Page excerpt —

===

Lonesome Just another thought. I was advised to put a top or jumper I'd worn somewhere in the cot (I tucked it under the sheet smoothly near her head) as the mummy smell often helped reassure.

Seemed to work for her/me!

SleepDeprivedGrumpyBum · 21/12/2011 12:48

Oh my goodness Lonesome are you me? do you have my ds? I could have written your post, only difference is that I've not night weaned because I'm too knackered to be awake any longer than about 5 minutes. I also work stupid hours, some days starting at 5.30am (so 4.30 am start) and some days finishing at 11pm (don't get home until nearly midnight and then will only get to stay in bed until 6am ish with DS. I'm so tired i could weep)

I've just posted about trying CC when we move house, but i've held off doing CC as i worry it wont work.

No advice to offer as such, just solidarity! Xmas Smile

lonesomeBiscuit · 21/12/2011 22:03

sleepdeprived I'm so sorry to hear that. It is so hard, isn't it, and your working hours sound dreadful, much worse than what I have to contend with. Doing those hours must be hard even without an external factor preventing you from sleeping.

Although (as my post makes clear) I don't have the answer, I hope that knowing there are others out there in similar boats helps you. It has helped me feel a lot better about the situation, in that all the people we know in RL have much better-sleeping babies, and my DH had started to question why our DS was so bad (and imply it must be my fault).

===

The data —
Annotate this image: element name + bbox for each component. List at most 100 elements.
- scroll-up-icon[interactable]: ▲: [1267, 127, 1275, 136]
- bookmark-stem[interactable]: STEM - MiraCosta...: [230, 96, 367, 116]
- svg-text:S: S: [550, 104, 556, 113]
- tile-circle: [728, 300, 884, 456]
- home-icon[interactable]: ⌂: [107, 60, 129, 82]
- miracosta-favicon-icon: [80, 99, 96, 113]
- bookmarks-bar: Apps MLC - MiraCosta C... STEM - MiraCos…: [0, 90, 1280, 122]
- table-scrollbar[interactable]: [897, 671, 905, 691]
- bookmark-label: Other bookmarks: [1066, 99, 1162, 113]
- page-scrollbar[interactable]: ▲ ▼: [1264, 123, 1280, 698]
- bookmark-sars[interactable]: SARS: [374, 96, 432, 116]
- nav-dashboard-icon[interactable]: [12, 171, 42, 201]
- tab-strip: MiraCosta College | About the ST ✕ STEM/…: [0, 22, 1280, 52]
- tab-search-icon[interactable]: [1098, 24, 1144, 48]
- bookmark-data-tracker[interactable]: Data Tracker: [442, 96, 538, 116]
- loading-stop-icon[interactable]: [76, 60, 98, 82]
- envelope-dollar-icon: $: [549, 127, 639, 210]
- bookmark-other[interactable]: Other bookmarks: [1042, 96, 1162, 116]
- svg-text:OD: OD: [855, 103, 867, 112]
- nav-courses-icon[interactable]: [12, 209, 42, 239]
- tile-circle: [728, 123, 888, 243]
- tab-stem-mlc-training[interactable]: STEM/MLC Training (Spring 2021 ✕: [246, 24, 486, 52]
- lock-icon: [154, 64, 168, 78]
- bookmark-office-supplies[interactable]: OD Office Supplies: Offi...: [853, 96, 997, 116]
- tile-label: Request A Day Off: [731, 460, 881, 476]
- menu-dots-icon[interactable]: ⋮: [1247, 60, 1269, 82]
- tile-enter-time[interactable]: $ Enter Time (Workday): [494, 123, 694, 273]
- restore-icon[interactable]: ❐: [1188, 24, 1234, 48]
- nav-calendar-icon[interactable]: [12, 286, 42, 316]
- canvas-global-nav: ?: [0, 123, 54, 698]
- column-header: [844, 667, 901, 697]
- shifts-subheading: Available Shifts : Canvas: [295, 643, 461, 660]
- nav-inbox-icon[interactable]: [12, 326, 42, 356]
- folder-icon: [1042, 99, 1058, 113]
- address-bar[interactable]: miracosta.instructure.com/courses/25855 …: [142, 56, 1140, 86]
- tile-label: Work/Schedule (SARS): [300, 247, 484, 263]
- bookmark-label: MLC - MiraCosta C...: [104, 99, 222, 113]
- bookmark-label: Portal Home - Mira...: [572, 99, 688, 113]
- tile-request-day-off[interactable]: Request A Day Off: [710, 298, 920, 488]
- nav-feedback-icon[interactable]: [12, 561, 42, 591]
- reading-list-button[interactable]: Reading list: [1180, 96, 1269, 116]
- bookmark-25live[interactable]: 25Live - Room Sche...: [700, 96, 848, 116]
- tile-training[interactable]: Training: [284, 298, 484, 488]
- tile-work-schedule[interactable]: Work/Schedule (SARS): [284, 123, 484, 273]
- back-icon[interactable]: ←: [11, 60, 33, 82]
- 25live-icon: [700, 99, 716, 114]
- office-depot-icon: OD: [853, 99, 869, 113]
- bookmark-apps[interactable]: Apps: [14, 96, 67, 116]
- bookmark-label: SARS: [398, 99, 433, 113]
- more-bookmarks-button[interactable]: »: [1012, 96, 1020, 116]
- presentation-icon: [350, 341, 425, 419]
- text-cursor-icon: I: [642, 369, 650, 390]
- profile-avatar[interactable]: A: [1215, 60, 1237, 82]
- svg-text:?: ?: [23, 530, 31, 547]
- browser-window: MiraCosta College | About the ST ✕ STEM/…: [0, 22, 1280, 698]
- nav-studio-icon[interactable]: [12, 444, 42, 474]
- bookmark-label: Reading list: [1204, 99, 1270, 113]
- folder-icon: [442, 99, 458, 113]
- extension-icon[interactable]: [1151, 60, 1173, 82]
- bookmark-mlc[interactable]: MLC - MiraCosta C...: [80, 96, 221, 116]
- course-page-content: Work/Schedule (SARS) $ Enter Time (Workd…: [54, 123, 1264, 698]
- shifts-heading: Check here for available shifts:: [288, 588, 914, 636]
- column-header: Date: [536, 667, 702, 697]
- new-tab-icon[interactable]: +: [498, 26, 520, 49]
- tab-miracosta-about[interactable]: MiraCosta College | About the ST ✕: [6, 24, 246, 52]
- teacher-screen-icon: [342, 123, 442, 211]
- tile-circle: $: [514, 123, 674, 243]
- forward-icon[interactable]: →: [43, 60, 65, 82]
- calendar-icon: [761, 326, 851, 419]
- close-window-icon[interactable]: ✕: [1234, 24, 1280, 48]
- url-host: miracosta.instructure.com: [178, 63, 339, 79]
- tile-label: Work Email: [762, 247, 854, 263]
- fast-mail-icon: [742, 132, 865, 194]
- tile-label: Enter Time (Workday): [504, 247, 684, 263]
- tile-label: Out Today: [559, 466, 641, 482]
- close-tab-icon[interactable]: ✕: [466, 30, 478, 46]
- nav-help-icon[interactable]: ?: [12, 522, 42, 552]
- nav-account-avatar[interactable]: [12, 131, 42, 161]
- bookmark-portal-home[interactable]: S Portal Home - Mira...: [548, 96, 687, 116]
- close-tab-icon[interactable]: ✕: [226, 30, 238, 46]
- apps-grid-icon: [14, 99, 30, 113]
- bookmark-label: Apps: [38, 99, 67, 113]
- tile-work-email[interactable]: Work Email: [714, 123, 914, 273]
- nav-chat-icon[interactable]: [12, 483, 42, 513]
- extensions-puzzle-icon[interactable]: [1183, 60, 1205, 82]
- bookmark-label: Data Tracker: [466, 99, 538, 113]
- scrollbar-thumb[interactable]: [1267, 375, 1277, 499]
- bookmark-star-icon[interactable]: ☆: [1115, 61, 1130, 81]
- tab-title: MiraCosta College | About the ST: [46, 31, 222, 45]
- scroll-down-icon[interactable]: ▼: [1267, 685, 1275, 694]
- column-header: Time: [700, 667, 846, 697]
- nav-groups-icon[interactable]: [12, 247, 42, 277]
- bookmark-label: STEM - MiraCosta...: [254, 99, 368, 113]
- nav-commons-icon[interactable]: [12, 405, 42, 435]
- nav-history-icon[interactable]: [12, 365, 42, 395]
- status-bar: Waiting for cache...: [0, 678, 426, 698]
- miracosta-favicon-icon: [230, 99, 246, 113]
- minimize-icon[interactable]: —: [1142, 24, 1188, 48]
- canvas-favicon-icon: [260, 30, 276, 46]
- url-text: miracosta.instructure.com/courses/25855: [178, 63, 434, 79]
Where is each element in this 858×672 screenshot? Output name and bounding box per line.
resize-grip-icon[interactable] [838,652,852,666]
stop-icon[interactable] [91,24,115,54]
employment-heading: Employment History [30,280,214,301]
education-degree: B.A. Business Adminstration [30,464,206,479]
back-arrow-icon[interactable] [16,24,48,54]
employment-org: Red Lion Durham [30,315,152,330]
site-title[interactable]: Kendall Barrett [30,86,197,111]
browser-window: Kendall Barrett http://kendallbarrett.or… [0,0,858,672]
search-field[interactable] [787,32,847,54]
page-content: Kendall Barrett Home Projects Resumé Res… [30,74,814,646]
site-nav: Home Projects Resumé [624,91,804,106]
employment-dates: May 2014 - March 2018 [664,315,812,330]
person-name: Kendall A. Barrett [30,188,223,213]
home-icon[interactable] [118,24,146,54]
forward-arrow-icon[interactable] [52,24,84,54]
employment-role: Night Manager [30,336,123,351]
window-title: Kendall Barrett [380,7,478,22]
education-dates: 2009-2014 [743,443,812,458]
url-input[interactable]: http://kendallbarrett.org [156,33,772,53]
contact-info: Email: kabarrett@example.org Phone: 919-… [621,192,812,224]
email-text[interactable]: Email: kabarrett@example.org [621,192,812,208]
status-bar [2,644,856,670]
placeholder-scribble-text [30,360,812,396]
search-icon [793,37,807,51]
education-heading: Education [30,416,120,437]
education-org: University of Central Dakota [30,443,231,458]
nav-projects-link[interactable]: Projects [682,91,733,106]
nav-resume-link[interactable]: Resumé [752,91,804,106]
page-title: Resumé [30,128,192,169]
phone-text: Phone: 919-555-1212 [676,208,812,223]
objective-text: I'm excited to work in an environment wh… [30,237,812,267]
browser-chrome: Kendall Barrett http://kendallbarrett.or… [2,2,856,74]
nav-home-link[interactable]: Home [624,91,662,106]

===

Work instructions —
1 - In the forum thread about baby sleep, where was the worn top placed in the cot?
2 - From the body of SleepDeprivedGrumpyBum's post in the forum thread about baby sleep, list every clock time mentioned.
3 - Go on with the forum thread about baby sleep, starting after its final sentence.
The material has no role in this work.

Answers by item number —
1 - It was tucked smoothly under the sheet near the baby's head.

2 - 5.30am, 4.30 am, 11pm, midnight, 6am

3 -
I know how hard it is to make any changes as I have been so afraid that if I change anything, it will lead to me having even less sleep. In fact, the night weaning hasn't been as hard as I feared, and at least it means that I feel we are making (small) progress. He does now settle in his cot in 5-10 minutes in the very early hours (as opposed to the 20-30 minutes which it used to take when I was feeding him), although after 4am he is still a nightmare to resettle. However, we weren't co-sleeping all night, only bringing him into our bed when he woke at 4.30/5, and I imagine that will make weaning harder (whether you try to wean him while co-sleeping or change him to his own cot at the same time). One thing that surprised me is that I genuinely believed he was hungry, which this was the reason why I kept on feeding him - but it is clear now it was (mostly) comfort.

I'm going to be away now for a few days so won't be able to respond to any further posts, but am really grateful for all the help and advice.